Your goal: Search the data for the string "JSON" and gather each line it is in.

Data section:
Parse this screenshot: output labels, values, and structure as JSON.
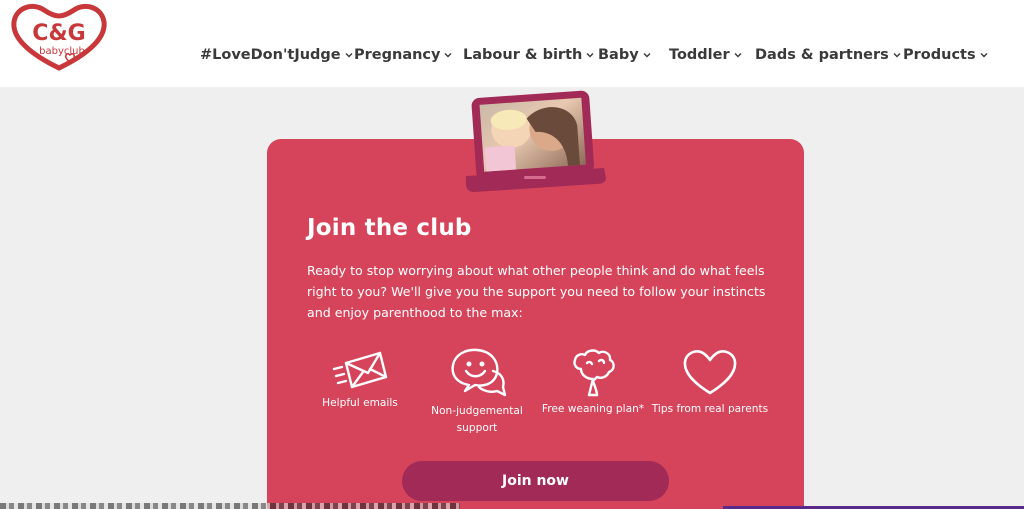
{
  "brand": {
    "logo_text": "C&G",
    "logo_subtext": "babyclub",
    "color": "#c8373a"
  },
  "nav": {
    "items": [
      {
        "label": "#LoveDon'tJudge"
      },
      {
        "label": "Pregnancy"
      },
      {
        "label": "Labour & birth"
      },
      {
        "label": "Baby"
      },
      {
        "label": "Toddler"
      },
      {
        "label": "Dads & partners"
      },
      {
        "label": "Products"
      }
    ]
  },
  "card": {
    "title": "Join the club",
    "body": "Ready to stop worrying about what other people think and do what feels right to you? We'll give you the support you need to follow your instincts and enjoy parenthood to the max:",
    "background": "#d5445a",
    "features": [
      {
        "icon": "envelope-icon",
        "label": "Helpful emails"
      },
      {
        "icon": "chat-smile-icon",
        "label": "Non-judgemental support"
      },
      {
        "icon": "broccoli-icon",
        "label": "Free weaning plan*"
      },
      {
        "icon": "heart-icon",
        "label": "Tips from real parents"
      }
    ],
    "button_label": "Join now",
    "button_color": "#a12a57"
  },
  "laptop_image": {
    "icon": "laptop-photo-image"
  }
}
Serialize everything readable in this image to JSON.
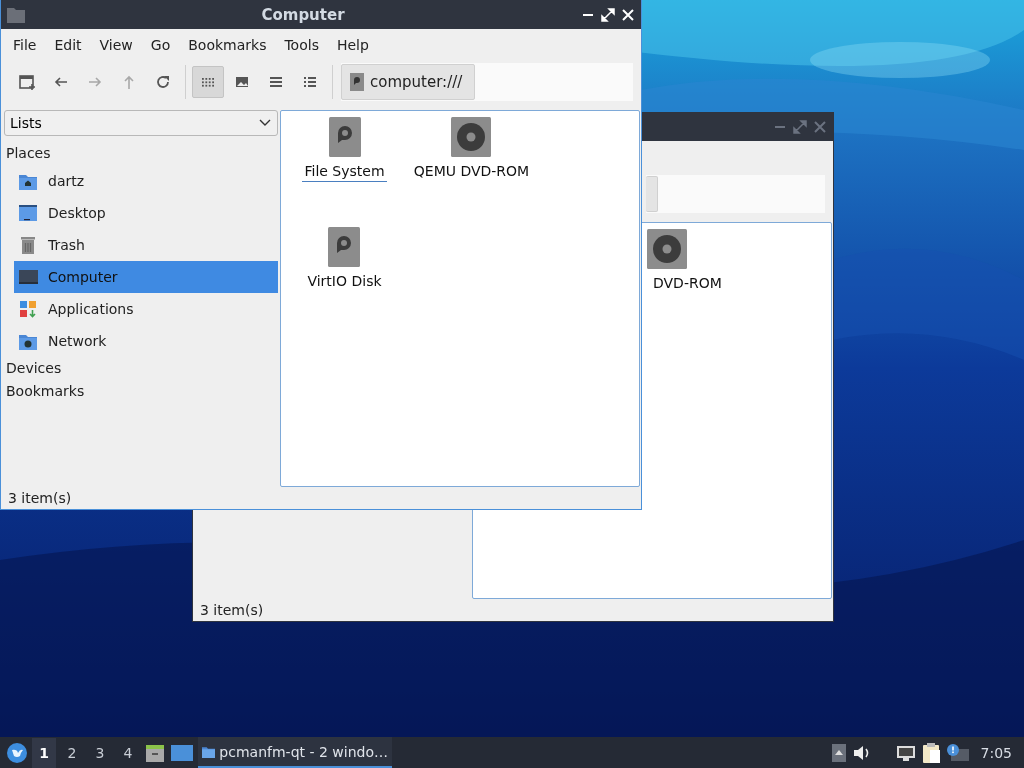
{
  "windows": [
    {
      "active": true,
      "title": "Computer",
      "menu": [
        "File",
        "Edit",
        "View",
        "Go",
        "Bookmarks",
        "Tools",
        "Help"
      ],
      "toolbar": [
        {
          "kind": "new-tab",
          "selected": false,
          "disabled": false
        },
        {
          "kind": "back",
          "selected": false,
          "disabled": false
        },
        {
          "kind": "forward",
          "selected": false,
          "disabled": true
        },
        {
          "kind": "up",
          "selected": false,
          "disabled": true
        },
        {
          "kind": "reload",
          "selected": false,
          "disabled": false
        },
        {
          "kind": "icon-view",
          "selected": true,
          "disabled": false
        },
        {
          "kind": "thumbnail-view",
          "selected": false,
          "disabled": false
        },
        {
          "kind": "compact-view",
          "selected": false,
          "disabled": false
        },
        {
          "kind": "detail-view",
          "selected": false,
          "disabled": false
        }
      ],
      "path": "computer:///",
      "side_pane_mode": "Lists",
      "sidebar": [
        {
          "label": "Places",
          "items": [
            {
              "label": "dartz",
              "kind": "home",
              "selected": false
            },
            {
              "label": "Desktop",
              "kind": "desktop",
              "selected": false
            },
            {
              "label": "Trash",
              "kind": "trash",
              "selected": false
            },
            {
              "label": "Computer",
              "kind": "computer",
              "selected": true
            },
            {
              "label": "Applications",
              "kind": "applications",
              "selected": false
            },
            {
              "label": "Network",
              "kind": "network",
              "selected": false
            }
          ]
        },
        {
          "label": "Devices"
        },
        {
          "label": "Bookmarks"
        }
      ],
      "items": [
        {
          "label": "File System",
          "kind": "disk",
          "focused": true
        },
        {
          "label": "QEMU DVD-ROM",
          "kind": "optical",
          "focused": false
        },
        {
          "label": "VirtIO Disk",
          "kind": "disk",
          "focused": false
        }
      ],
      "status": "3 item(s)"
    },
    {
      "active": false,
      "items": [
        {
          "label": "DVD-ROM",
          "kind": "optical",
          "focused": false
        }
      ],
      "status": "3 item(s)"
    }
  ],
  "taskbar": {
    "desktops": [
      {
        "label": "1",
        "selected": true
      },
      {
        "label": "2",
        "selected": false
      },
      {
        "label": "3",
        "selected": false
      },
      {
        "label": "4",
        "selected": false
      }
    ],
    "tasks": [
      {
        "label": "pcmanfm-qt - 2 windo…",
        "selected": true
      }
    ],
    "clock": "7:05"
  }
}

Answer in full:
Parse this screenshot: output labels, values, and structure as JSON.
Serialize everything readable in this image to JSON.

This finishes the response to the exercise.